-- START --
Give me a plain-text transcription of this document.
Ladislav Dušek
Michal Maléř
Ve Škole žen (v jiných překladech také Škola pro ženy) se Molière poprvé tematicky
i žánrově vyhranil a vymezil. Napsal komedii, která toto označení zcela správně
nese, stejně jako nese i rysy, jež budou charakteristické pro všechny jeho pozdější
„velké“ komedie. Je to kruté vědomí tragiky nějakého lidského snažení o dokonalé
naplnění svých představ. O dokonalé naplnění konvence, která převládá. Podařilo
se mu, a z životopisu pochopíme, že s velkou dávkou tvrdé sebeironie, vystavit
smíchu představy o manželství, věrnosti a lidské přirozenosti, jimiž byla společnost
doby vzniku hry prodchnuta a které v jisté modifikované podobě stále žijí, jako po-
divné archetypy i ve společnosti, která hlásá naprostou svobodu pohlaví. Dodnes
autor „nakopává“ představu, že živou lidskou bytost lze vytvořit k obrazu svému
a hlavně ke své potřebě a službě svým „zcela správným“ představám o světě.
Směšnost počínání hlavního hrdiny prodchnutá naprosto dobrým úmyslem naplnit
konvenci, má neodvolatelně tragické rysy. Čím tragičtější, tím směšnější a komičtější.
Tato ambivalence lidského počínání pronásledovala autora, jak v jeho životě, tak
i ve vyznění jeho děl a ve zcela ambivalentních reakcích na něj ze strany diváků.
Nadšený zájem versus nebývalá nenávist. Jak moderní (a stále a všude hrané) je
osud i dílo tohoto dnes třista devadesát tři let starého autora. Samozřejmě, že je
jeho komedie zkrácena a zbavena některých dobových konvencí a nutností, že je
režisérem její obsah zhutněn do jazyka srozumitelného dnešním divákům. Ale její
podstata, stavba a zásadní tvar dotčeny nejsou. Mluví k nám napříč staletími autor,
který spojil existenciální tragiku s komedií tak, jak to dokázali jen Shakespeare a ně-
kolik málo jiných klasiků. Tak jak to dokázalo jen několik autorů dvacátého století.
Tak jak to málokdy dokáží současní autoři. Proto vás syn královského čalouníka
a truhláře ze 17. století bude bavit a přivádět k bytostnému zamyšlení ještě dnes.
-- END --
Aim. Transcribe each record exactly. Leave nothing out.

The output.
Give me a plain-text transcription of this document.
Ladislav Dušek
Michal Maléř
Ve Škole žen (v jiných překladech také Škola pro ženy) se Molière poprvé tematicky
i žánrově vyhranil a vymezil. Napsal komedii, která toto označení zcela správně
nese, stejně jako nese i rysy, jež budou charakteristické pro všechny jeho pozdější
„velké“ komedie. Je to kruté vědomí tragiky nějakého lidského snažení o dokonalé
naplnění svých představ. O dokonalé naplnění konvence, která převládá. Podařilo
se mu, a z životopisu pochopíme, že s velkou dávkou tvrdé sebeironie, vystavit
smíchu představy o manželství, věrnosti a lidské přirozenosti, jimiž byla společnost
doby vzniku hry prodchnuta a které v jisté modifikované podobě stále žijí, jako po-
divné archetypy i ve společnosti, která hlásá naprostou svobodu pohlaví. Dodnes
autor „nakopává“ představu, že živou lidskou bytost lze vytvořit k obrazu svému
a hlavně ke své potřebě a službě svým „zcela správným“ představám o světě.
Směšnost počínání hlavního hrdiny prodchnutá naprosto dobrým úmyslem naplnit
konvenci, má neodvolatelně tragické rysy. Čím tragičtější, tím směšnější a komičtější.
Tato ambivalence lidského počínání pronásledovala autora, jak v jeho životě, tak
i ve vyznění jeho děl a ve zcela ambivalentních reakcích na něj ze strany diváků.
Nadšený zájem versus nebývalá nenávist. Jak moderní (a stále a všude hrané) je
osud i dílo tohoto dnes třista devadesát tři let starého autora. Samozřejmě, že je
jeho komedie zkrácena a zbavena některých dobových konvencí a nutností, že je
režisérem její obsah zhutněn do jazyka srozumitelného dnešním divákům. Ale její
podstata, stavba a zásadní tvar dotčeny nejsou. Mluví k nám napříč staletími autor,
který spojil existenciální tragiku s komedií tak, jak to dokázali jen Shakespeare a ně-
kolik málo jiných klasiků. Tak jak to dokázalo jen několik autorů dvacátého století.
Tak jak to málokdy dokáží současní autoři. Proto vás syn královského čalouníka
a truhláře ze 17. století bude bavit a přivádět k bytostnému zamyšlení ještě dnes.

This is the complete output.